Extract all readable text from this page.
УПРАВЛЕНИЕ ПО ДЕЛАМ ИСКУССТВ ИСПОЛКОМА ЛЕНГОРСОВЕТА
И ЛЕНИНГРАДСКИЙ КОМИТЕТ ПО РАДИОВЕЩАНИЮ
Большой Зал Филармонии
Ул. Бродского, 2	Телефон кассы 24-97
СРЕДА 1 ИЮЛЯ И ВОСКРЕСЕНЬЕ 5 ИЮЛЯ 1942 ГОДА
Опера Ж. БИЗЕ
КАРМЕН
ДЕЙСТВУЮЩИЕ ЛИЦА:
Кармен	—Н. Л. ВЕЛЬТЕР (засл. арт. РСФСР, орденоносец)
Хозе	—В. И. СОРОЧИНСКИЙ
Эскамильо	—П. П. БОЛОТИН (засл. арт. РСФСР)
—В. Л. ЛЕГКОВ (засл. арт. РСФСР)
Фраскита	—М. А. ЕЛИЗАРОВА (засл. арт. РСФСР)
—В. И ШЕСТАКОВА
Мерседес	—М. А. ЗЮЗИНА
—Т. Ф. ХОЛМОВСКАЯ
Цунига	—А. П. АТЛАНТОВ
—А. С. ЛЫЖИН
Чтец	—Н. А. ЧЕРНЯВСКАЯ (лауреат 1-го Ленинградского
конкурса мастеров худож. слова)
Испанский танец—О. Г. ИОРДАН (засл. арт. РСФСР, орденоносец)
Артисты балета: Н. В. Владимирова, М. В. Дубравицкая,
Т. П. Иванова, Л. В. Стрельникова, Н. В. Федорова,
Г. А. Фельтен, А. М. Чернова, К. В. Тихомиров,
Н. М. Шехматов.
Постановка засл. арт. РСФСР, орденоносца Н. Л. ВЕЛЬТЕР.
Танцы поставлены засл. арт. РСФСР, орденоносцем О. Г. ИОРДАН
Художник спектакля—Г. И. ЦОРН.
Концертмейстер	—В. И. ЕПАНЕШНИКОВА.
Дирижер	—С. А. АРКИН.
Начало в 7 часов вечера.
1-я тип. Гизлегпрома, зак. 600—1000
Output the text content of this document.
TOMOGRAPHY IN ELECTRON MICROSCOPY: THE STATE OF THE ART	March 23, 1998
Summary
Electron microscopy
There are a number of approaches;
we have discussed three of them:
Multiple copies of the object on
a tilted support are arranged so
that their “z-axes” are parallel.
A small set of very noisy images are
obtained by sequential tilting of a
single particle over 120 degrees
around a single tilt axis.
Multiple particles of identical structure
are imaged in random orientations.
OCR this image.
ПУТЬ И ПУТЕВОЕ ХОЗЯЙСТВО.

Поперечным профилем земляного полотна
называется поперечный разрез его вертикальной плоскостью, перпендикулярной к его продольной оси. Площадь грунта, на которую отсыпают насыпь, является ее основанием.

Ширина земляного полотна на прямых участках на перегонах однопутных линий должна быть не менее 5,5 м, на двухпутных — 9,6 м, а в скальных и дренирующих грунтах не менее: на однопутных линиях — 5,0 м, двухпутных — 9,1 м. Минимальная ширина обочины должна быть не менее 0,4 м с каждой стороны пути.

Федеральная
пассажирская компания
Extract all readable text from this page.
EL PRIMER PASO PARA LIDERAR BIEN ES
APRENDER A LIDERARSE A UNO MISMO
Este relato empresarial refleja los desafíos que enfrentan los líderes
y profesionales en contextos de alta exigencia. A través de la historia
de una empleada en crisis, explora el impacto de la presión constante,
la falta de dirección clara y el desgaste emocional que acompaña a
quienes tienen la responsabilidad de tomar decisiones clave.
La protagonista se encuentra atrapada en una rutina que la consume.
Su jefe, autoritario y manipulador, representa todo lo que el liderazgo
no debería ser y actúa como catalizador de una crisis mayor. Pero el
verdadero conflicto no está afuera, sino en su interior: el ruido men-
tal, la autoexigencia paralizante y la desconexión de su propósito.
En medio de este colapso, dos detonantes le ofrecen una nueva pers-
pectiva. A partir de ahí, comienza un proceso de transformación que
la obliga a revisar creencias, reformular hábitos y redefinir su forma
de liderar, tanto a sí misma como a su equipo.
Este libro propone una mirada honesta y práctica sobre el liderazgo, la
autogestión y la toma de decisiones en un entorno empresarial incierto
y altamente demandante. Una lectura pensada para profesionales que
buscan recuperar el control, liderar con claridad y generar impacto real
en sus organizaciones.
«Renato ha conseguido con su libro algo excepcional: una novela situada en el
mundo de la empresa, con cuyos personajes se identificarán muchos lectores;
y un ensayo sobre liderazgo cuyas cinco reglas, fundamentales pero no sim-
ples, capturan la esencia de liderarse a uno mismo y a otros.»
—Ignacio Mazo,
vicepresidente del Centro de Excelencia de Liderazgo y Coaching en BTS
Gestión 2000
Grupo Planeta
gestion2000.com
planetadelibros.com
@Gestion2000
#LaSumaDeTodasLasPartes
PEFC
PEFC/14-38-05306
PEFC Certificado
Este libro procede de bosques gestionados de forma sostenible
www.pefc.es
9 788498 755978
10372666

+ + + + + + +

• SET PROBLEM: Copy out the lines that hold "ИОРДАН".

• PROBLEM SOLUTION:
Испанский танец—О. Г. ИОРДАН (засл. арт. РСФСР, орденоносец)
Танцы поставлены засл. арт. РСФСР, орденоносцем О. Г. ИОРДАН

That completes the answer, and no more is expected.